[Part of a data file]
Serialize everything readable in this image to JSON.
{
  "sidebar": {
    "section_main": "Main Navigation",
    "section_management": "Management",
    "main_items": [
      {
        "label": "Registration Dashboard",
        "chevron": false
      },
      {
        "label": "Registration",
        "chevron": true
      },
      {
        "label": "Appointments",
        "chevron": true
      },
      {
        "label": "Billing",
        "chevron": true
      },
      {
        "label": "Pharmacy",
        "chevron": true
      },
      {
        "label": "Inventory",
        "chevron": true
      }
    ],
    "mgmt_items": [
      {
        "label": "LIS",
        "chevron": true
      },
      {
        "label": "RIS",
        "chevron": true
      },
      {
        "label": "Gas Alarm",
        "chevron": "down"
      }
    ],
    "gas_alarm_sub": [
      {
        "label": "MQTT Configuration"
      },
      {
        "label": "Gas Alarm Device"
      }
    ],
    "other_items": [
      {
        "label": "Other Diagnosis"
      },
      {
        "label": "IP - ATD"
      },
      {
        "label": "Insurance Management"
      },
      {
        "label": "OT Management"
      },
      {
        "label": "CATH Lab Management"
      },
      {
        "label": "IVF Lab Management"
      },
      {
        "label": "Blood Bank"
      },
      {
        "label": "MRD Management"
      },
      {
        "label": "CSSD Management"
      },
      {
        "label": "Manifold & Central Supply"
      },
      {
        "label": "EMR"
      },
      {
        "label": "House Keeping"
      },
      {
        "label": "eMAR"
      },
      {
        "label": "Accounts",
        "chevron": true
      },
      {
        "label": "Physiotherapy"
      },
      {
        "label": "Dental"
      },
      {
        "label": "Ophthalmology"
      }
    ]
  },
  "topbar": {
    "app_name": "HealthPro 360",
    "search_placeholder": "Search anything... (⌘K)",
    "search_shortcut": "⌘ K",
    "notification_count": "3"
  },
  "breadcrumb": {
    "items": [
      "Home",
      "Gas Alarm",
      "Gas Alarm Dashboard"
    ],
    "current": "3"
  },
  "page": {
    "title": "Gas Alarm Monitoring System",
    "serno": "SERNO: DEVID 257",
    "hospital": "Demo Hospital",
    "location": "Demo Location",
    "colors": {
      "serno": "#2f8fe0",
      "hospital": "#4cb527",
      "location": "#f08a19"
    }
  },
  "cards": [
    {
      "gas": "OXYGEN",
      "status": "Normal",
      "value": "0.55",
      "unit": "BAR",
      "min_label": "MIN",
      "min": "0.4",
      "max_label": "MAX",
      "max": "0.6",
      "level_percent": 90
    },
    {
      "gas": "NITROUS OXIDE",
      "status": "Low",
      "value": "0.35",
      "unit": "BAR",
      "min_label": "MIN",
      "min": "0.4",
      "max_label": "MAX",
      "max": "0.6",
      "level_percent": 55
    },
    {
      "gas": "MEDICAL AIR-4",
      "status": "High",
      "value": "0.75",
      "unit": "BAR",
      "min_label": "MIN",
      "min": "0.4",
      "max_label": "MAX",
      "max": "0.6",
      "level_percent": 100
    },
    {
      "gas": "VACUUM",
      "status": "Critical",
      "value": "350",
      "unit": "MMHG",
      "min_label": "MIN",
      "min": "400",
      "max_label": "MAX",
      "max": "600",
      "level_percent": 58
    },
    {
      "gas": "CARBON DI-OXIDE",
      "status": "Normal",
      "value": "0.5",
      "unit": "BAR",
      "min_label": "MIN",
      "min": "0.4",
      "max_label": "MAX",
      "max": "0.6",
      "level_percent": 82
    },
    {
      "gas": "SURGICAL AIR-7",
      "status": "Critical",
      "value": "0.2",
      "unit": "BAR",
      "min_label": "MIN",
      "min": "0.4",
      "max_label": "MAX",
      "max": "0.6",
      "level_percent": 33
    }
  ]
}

**What needs to be done**
Write down the full listing again, exactly.

**Reply**
Serialize everything readable in this image to JSON.
{
  "sidebar": {
    "section_main": "Main Navigation",
    "section_management": "Management",
    "main_items": [
      {
        "label": "Registration Dashboard",
        "chevron": false
      },
      {
        "label": "Registration",
        "chevron": true
      },
      {
        "label": "Appointments",
        "chevron": true
      },
      {
        "label": "Billing",
        "chevron": true
      },
      {
        "label": "Pharmacy",
        "chevron": true
      },
      {
        "label": "Inventory",
        "chevron": true
      }
    ],
    "mgmt_items": [
      {
        "label": "LIS",
        "chevron": true
      },
      {
        "label": "RIS",
        "chevron": true
      },
      {
        "label": "Gas Alarm",
        "chevron": "down"
      }
    ],
    "gas_alarm_sub": [
      {
        "label": "MQTT Configuration"
      },
      {
        "label": "Gas Alarm Device"
      }
    ],
    "other_items": [
      {
        "label": "Other Diagnosis"
      },
      {
        "label": "IP - ATD"
      },
      {
        "label": "Insurance Management"
      },
      {
        "label": "OT Management"
      },
      {
        "label": "CATH Lab Management"
      },
      {
        "label": "IVF Lab Management"
      },
      {
        "label": "Blood Bank"
      },
      {
        "label": "MRD Management"
      },
      {
        "label": "CSSD Management"
      },
      {
        "label": "Manifold & Central Supply"
      },
      {
        "label": "EMR"
      },
      {
        "label": "House Keeping"
      },
      {
        "label": "eMAR"
      },
      {
        "label": "Accounts",
        "chevron": true
      },
      {
        "label": "Physiotherapy"
      },
      {
        "label": "Dental"
      },
      {
        "label": "Ophthalmology"
      }
    ]
  },
  "topbar": {
    "app_name": "HealthPro 360",
    "search_placeholder": "Search anything... (⌘K)",
    "search_shortcut": "⌘ K",
    "notification_count": "3"
  },
  "breadcrumb": {
    "items": [
      "Home",
      "Gas Alarm",
      "Gas Alarm Dashboard"
    ],
    "current": "3"
  },
  "page": {
    "title": "Gas Alarm Monitoring System",
    "serno": "SERNO: DEVID 257",
    "hospital": "Demo Hospital",
    "location": "Demo Location",
    "colors": {
      "serno": "#2f8fe0",
      "hospital": "#4cb527",
      "location": "#f08a19"
    }
  },
  "cards": [
    {
      "gas": "OXYGEN",
      "status": "Normal",
      "value": "0.55",
      "unit": "BAR",
      "min_label": "MIN",
      "min": "0.4",
      "max_label": "MAX",
      "max": "0.6",
      "level_percent": 90
    },
    {
      "gas": "NITROUS OXIDE",
      "status": "Low",
      "value": "0.35",
      "unit": "BAR",
      "min_label": "MIN",
      "min": "0.4",
      "max_label": "MAX",
      "max": "0.6",
      "level_percent": 55
    },
    {
      "gas": "MEDICAL AIR-4",
      "status": "High",
      "value": "0.75",
      "unit": "BAR",
      "min_label": "MIN",
      "min": "0.4",
      "max_label": "MAX",
      "max": "0.6",
      "level_percent": 100
    },
    {
      "gas": "VACUUM",
      "status": "Critical",
      "value": "350",
      "unit": "MMHG",
      "min_label": "MIN",
      "min": "400",
      "max_label": "MAX",
      "max": "600",
      "level_percent": 58
    },
    {
      "gas": "CARBON DI-OXIDE",
      "status": "Normal",
      "value": "0.5",
      "unit": "BAR",
      "min_label": "MIN",
      "min": "0.4",
      "max_label": "MAX",
      "max": "0.6",
      "level_percent": 82
    },
    {
      "gas": "SURGICAL AIR-7",
      "status": "Critical",
      "value": "0.2",
      "unit": "BAR",
      "min_label": "MIN",
      "min": "0.4",
      "max_label": "MAX",
      "max": "0.6",
      "level_percent": 33
    }
  ]
}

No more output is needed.